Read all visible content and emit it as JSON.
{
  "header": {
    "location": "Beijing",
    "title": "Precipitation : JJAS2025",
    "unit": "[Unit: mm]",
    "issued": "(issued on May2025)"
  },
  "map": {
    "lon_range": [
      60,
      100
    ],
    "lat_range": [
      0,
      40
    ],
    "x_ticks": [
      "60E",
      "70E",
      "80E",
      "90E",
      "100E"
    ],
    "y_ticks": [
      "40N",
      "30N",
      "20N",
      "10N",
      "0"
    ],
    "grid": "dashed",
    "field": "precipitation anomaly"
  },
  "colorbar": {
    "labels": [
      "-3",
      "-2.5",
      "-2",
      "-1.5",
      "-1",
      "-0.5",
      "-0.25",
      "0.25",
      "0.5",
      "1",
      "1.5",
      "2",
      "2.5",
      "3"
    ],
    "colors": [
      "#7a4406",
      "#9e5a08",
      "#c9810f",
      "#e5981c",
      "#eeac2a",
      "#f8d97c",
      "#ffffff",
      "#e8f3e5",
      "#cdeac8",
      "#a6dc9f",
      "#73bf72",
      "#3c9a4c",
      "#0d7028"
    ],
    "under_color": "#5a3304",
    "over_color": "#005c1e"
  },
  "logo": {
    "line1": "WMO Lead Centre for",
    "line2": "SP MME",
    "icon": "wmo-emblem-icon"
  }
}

⁂

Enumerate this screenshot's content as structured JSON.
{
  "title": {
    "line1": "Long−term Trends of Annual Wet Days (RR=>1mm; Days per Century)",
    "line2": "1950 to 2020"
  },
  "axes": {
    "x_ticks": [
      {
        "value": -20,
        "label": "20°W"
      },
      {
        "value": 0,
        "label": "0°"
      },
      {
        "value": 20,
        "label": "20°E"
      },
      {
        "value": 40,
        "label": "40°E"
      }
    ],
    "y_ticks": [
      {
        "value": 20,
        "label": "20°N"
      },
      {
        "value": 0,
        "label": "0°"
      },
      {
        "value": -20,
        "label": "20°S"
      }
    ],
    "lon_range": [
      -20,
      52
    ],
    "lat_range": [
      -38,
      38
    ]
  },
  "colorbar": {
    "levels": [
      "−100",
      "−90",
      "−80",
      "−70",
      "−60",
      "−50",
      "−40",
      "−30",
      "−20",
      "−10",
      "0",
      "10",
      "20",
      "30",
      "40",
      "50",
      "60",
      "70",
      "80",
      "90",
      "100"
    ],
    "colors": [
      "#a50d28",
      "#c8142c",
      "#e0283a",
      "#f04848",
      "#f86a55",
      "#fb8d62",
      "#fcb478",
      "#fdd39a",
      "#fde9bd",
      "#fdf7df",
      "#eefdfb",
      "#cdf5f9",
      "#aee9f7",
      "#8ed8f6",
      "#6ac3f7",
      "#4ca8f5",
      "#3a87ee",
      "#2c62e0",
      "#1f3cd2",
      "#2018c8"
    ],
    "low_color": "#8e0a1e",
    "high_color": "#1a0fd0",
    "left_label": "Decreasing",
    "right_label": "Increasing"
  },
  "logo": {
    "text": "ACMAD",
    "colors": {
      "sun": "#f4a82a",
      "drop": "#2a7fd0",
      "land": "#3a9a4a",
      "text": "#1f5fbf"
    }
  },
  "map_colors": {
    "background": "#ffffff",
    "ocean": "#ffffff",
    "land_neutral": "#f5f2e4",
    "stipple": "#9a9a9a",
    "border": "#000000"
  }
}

⁂

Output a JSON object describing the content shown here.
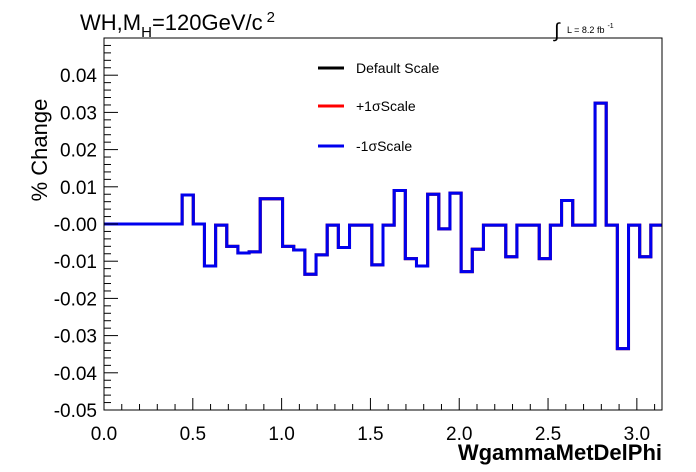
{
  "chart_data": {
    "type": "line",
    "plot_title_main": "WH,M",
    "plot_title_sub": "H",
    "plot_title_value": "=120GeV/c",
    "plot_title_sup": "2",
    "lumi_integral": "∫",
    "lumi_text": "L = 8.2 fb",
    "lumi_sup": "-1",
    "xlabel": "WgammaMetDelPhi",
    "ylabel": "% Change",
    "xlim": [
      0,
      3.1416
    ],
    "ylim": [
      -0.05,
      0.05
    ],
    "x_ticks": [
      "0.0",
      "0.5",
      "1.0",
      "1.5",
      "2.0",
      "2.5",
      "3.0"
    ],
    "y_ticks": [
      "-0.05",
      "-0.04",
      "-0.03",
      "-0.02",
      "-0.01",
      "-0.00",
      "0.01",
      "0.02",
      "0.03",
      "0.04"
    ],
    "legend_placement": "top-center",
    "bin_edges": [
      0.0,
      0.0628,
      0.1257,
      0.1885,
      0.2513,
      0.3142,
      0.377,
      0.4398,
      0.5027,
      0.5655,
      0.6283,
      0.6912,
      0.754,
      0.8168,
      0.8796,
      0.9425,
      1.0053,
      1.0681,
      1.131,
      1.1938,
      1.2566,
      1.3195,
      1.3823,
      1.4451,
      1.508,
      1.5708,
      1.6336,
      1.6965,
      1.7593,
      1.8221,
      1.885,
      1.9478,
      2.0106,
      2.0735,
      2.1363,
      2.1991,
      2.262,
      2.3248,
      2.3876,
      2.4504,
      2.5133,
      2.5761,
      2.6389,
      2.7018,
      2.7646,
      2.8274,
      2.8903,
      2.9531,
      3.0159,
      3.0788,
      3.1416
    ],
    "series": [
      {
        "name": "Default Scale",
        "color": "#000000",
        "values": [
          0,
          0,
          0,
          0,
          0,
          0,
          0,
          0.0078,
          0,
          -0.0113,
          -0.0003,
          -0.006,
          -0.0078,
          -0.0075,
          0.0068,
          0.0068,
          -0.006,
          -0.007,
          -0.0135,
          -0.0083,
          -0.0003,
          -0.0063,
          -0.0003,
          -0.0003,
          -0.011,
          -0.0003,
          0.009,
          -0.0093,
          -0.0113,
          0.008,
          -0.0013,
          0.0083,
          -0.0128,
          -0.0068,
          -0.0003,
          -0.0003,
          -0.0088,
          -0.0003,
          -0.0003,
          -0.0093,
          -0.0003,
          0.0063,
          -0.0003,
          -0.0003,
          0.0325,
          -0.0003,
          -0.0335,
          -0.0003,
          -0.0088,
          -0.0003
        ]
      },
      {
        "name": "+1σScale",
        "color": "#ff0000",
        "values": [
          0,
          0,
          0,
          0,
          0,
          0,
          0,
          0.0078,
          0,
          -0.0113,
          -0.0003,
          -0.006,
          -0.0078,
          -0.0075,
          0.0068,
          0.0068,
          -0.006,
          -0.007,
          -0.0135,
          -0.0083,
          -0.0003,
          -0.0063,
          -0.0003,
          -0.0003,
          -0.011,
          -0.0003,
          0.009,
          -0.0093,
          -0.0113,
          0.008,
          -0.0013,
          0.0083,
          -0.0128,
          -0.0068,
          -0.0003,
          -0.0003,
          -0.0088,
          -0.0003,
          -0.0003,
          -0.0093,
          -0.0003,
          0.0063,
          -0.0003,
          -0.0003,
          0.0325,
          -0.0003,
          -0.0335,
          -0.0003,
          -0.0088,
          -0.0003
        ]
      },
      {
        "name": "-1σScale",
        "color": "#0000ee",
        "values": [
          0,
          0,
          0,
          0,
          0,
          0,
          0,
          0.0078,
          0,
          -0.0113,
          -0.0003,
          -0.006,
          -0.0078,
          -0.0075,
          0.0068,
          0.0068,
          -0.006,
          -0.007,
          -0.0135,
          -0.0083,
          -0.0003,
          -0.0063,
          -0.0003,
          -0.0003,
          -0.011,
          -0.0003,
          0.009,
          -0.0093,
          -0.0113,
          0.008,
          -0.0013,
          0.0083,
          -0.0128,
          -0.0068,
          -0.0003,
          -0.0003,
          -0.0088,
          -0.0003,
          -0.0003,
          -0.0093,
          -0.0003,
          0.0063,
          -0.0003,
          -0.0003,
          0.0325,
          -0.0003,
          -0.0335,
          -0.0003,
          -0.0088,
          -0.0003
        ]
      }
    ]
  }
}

⁂

■ PROBLEM REQUIREMENTS ■
Scan the material above for the word "content". Copy each line where it occurs.

■ SOLUTION ■
Read all visible content and emit it as JSON.
Enumerate this screenshot's content as structured JSON.
Output a JSON object describing the content shown here.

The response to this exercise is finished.